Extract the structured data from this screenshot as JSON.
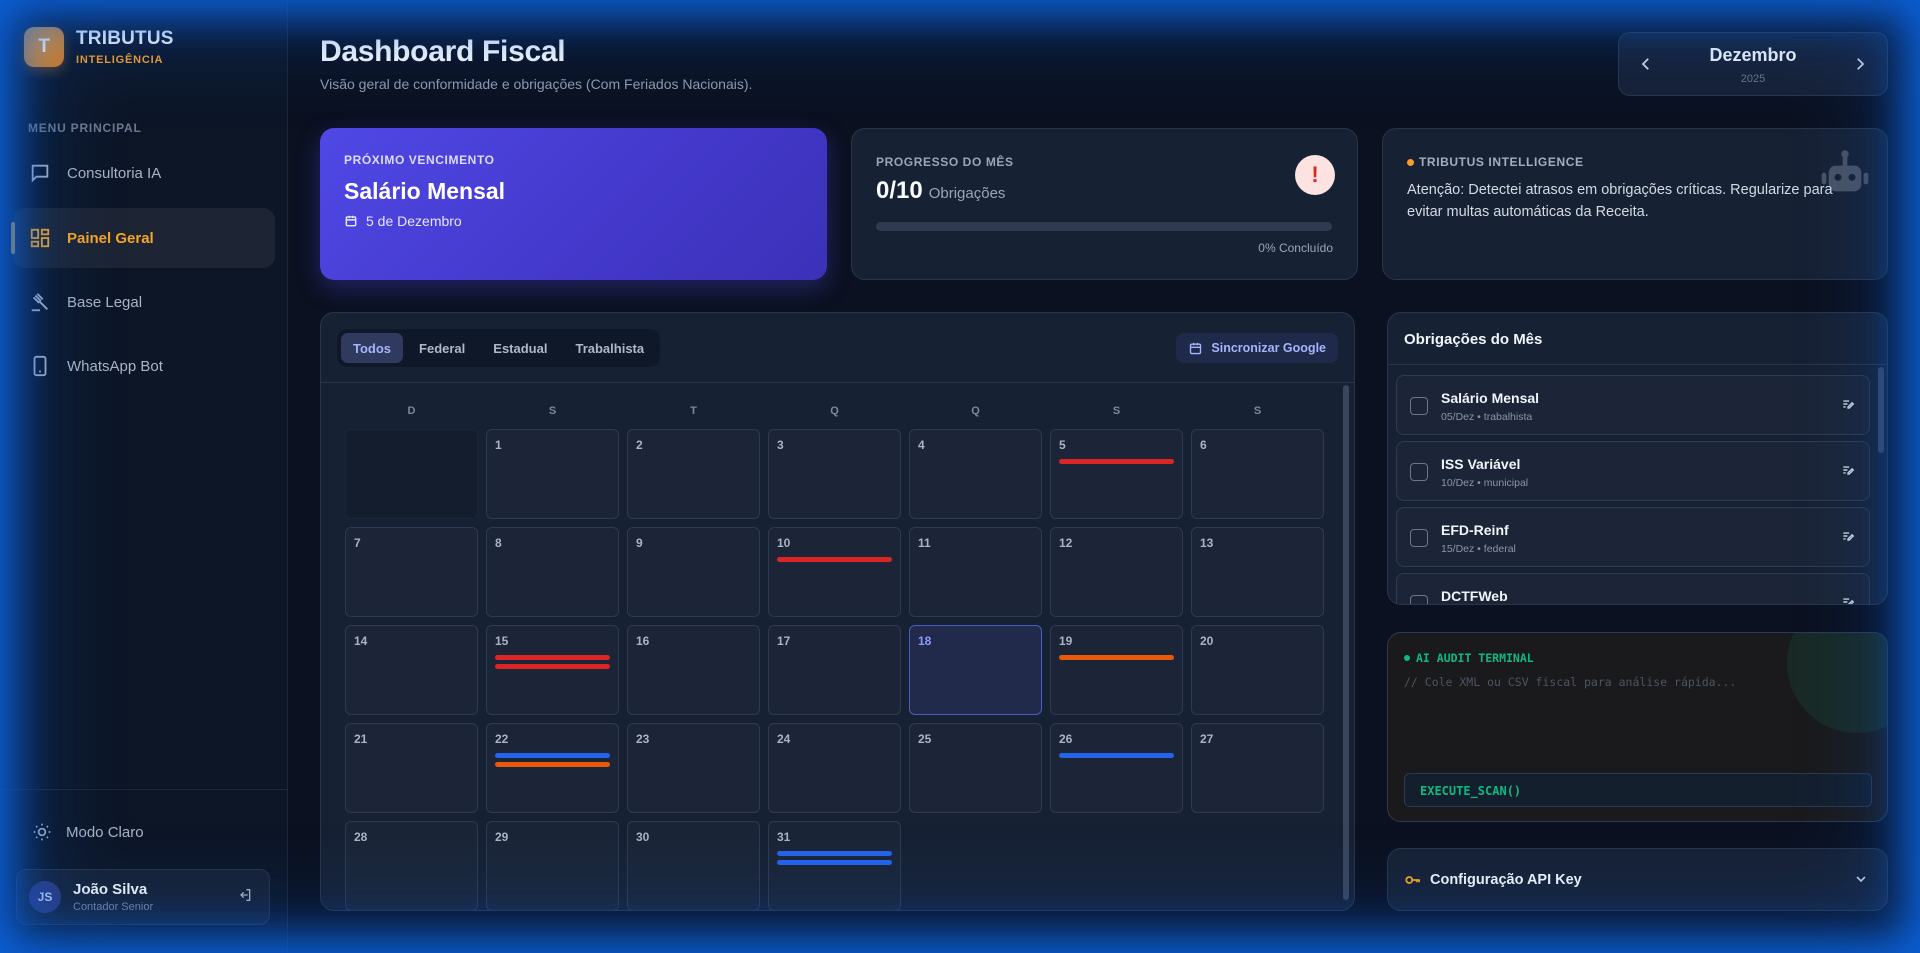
{
  "brand": {
    "logo_letter": "T",
    "name": "TRIBUTUS",
    "subtitle": "INTELIGÊNCIA"
  },
  "sidebar": {
    "menu_title": "MENU PRINCIPAL",
    "items": [
      {
        "label": "Consultoria IA",
        "icon": "chat-icon",
        "active": false
      },
      {
        "label": "Painel Geral",
        "icon": "dashboard-icon",
        "active": true
      },
      {
        "label": "Base Legal",
        "icon": "gavel-icon",
        "active": false
      },
      {
        "label": "WhatsApp Bot",
        "icon": "phone-icon",
        "active": false
      }
    ],
    "mode_toggle": "Modo Claro",
    "user": {
      "initials": "JS",
      "name": "João Silva",
      "role": "Contador Senior"
    }
  },
  "header": {
    "title": "Dashboard Fiscal",
    "subtitle": "Visão geral de conformidade e obrigações (Com Feriados Nacionais).",
    "month": "Dezembro",
    "year": "2025"
  },
  "next_due": {
    "label": "PRÓXIMO VENCIMENTO",
    "title": "Salário Mensal",
    "date": "5 de Dezembro"
  },
  "progress": {
    "label": "PROGRESSO DO MÊS",
    "count": "0/10",
    "unit": "Obrigações",
    "percent": 0,
    "percent_text": "0% Concluído",
    "alert_symbol": "!"
  },
  "ai_card": {
    "label": "TRIBUTUS INTELLIGENCE",
    "message": "Atenção: Detectei atrasos em obrigações críticas. Regularize para evitar multas automáticas da Receita."
  },
  "calendar": {
    "filters": [
      "Todos",
      "Federal",
      "Estadual",
      "Trabalhista"
    ],
    "active_filter": "Todos",
    "sync_label": "Sincronizar Google",
    "weekdays": [
      "D",
      "S",
      "T",
      "Q",
      "Q",
      "S",
      "S"
    ],
    "leading_empty_days": 1,
    "days_in_month": 31,
    "today": 18,
    "events": {
      "5": [
        "red"
      ],
      "10": [
        "red"
      ],
      "15": [
        "red",
        "red"
      ],
      "19": [
        "orange"
      ],
      "22": [
        "blue",
        "orange"
      ],
      "26": [
        "blue"
      ],
      "31": [
        "blue",
        "blue"
      ]
    }
  },
  "colors": {
    "red": "#dc2626",
    "orange": "#ea580c",
    "blue": "#2563eb",
    "accent": "#f5a623",
    "indigo": "#4f46e5",
    "terminal_green": "#10b981"
  },
  "obligations": {
    "title": "Obrigações do Mês",
    "items": [
      {
        "name": "Salário Mensal",
        "meta": "05/Dez • trabalhista"
      },
      {
        "name": "ISS Variável",
        "meta": "10/Dez • municipal"
      },
      {
        "name": "EFD-Reinf",
        "meta": "15/Dez • federal"
      },
      {
        "name": "DCTFWeb",
        "meta": ""
      }
    ]
  },
  "terminal": {
    "title": "AI AUDIT TERMINAL",
    "placeholder": "// Cole XML ou CSV fiscal para análise rápida...",
    "button": "EXECUTE_SCAN()"
  },
  "api_config": {
    "label": "Configuração API Key"
  }
}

····················

Task description
Using the material above, state how many lines include the string "TRIBUTUS". Answer with a single number.

Result below
2